# Work instructions:
State the count of lines below in which the word "description" appears, and add nothing.

>> Start Data entries

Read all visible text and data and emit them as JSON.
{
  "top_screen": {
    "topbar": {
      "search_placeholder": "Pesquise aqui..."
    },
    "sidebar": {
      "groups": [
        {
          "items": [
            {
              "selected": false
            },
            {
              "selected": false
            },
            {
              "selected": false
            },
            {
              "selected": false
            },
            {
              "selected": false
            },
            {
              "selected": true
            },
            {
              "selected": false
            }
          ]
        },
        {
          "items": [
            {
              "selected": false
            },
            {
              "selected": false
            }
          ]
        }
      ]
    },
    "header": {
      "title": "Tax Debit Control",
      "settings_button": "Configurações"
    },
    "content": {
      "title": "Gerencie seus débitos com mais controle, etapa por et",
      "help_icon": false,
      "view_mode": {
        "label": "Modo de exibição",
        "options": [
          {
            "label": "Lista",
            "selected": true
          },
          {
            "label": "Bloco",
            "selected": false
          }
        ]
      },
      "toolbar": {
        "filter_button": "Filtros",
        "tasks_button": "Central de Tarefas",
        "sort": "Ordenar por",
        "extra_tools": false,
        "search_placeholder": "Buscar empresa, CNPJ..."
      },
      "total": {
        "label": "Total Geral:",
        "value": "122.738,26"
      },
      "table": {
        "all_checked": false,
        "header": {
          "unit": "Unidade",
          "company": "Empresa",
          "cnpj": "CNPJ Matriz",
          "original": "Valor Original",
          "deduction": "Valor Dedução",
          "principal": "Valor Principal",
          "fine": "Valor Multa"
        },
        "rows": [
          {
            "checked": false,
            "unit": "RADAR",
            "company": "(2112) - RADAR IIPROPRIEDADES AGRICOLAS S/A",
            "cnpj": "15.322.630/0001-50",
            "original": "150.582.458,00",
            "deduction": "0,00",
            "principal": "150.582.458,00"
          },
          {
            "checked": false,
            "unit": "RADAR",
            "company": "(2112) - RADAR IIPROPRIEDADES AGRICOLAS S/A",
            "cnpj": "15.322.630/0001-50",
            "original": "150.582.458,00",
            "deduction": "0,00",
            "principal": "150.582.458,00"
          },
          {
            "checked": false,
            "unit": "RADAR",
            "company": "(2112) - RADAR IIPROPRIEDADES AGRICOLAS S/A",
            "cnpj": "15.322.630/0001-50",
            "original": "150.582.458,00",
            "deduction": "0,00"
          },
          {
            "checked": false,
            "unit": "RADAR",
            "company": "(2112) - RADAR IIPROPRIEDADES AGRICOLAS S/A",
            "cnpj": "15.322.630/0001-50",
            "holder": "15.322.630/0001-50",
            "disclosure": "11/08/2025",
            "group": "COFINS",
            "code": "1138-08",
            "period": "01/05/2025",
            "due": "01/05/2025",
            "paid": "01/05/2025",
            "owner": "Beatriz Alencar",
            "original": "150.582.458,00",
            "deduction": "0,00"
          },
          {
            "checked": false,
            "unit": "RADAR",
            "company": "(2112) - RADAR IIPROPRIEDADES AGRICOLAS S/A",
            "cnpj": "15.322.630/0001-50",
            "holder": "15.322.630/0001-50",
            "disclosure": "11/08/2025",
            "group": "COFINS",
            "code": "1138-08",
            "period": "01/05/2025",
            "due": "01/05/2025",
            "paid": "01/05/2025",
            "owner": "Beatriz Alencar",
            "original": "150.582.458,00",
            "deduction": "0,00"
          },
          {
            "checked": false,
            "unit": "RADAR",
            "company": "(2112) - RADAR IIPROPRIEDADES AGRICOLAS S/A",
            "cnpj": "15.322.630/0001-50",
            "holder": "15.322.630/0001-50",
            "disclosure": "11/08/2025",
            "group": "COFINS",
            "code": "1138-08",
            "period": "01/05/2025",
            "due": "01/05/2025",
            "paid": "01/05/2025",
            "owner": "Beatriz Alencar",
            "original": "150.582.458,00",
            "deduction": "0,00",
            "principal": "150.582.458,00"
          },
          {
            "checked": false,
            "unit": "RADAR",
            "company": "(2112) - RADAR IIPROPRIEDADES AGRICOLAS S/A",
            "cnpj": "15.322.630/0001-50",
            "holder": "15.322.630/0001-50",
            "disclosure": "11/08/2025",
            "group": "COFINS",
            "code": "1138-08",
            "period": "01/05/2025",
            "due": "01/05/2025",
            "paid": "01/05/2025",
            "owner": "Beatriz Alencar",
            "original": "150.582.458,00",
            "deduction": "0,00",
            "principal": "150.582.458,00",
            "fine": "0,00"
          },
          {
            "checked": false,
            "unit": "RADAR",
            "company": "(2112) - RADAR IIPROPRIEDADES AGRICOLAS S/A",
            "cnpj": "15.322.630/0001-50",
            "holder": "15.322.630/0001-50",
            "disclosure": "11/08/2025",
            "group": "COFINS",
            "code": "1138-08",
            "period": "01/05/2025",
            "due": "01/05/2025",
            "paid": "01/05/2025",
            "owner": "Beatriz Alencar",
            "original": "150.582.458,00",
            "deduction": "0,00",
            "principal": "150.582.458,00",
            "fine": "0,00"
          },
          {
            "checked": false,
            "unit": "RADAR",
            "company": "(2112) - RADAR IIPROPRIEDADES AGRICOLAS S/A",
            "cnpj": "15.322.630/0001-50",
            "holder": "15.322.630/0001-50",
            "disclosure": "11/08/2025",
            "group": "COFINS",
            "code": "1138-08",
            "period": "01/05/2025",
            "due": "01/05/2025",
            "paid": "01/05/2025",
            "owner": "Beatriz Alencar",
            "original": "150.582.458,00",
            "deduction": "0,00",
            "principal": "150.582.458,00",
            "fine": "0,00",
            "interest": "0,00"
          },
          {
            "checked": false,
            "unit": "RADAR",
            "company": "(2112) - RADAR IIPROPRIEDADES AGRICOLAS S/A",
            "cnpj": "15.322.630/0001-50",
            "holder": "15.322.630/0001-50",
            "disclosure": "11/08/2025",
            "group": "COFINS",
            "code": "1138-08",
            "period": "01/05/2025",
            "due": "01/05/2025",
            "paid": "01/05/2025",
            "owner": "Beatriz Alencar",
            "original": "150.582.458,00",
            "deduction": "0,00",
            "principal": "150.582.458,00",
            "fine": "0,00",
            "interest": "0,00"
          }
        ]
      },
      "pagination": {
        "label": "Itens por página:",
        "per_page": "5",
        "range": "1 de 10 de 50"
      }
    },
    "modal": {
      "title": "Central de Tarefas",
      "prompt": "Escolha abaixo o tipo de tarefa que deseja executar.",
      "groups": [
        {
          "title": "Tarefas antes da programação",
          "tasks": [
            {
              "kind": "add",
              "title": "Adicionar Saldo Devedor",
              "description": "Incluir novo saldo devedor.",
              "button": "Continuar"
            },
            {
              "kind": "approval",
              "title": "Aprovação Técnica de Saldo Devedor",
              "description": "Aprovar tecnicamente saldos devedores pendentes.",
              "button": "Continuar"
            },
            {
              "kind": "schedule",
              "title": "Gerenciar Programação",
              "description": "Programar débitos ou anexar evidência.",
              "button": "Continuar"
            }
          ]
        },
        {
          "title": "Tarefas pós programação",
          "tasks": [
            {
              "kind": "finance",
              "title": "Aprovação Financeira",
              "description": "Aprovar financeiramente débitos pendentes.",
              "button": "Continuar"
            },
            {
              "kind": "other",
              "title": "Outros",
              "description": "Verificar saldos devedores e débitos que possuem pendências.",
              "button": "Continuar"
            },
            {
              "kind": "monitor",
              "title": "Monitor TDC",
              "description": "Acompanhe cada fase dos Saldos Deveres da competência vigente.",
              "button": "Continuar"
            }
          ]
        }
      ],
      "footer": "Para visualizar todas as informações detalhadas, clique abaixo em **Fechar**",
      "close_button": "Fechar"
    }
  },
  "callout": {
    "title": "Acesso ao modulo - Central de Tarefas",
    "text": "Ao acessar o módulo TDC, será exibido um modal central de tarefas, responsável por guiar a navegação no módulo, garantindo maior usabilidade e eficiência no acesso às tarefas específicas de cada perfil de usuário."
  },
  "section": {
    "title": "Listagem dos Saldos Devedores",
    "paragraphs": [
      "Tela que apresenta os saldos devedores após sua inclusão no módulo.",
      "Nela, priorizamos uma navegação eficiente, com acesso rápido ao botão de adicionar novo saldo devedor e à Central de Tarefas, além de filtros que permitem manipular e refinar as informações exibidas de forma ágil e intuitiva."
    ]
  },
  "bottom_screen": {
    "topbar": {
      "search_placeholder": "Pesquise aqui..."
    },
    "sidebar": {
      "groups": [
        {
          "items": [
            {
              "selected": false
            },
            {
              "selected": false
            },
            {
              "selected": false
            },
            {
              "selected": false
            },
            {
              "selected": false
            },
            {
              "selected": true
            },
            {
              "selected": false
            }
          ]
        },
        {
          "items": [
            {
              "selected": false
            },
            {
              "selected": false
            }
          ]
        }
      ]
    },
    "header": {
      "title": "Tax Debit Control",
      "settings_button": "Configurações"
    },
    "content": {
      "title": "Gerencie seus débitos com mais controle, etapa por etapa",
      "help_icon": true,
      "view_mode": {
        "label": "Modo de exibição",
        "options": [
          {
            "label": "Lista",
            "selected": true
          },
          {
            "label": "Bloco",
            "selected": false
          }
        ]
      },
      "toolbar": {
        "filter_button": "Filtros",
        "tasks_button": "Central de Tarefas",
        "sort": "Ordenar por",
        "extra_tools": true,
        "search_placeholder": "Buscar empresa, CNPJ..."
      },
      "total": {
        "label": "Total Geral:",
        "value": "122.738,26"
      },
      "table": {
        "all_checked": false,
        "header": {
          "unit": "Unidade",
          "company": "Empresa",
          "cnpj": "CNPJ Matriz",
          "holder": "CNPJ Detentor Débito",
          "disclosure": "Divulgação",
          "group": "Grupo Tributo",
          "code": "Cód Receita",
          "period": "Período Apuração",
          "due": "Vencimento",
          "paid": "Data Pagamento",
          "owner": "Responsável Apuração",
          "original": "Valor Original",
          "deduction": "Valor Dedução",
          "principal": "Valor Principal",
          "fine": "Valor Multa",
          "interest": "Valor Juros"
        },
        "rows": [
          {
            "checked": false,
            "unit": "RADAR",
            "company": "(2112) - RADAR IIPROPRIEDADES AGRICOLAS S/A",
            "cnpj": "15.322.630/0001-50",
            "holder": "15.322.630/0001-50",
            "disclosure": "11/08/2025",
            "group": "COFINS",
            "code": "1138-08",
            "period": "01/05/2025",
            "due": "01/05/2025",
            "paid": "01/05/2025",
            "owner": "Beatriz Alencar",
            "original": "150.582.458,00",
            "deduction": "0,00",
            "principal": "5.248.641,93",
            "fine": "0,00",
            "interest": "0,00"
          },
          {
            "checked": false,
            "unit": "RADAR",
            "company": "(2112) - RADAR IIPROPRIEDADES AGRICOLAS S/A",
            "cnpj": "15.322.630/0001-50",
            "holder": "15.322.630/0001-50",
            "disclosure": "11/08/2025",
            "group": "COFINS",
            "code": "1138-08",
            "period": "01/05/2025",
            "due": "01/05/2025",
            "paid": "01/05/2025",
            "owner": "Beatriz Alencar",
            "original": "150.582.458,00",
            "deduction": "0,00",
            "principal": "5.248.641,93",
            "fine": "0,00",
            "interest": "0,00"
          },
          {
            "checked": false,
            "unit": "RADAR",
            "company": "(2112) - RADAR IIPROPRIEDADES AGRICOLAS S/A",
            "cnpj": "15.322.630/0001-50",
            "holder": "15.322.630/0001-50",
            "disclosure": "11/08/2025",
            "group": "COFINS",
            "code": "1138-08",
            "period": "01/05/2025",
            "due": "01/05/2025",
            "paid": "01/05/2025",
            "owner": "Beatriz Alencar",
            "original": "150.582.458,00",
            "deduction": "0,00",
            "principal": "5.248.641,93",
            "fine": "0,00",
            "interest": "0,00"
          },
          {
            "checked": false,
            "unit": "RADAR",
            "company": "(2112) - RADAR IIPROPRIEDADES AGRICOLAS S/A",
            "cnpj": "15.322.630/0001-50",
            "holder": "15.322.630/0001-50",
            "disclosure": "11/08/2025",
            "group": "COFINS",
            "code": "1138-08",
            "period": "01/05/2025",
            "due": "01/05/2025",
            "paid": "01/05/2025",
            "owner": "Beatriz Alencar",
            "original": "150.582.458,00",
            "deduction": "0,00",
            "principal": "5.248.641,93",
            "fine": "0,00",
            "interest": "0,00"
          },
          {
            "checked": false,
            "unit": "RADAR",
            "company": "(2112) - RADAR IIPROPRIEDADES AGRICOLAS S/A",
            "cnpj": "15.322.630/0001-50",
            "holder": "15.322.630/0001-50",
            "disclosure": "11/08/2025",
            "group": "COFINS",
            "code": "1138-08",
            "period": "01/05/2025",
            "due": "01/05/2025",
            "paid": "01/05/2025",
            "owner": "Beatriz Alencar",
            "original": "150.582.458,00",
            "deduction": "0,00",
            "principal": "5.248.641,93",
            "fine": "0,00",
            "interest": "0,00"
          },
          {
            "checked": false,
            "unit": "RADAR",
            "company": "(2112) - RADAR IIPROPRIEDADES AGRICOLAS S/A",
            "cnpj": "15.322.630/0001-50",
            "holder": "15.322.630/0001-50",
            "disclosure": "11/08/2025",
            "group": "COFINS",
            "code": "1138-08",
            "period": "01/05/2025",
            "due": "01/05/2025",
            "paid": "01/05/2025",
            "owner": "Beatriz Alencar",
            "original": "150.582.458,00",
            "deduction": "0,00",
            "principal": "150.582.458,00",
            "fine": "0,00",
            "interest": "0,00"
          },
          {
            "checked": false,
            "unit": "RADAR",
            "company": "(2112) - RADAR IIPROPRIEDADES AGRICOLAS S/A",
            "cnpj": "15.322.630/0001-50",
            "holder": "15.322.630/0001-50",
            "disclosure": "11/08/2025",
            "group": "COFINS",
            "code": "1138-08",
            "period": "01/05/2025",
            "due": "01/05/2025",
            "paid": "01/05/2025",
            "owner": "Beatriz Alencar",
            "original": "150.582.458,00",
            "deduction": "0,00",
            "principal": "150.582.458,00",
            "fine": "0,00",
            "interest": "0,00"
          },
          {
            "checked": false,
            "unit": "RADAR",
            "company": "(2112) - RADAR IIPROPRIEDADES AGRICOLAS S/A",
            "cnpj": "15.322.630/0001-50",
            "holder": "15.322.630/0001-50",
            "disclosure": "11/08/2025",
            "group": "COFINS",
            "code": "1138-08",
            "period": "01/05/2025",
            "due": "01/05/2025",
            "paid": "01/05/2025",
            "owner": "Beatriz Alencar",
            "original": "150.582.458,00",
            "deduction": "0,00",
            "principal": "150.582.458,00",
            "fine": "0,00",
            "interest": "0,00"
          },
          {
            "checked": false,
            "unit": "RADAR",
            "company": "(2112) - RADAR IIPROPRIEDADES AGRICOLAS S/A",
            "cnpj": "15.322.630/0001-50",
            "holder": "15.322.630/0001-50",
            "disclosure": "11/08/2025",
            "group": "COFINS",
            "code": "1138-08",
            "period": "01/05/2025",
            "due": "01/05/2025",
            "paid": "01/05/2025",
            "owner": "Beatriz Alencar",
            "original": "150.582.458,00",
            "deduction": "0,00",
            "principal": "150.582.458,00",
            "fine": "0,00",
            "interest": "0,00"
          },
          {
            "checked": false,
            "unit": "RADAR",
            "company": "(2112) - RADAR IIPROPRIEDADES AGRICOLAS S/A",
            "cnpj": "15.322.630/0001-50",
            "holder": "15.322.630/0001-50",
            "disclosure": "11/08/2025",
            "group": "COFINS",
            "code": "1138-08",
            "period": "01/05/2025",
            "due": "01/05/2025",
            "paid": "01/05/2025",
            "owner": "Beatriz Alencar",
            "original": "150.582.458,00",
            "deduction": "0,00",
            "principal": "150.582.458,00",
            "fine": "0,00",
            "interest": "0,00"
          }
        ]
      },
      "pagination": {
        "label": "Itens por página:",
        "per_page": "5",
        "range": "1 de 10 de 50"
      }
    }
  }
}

>> End Data entries

# Written reply:
6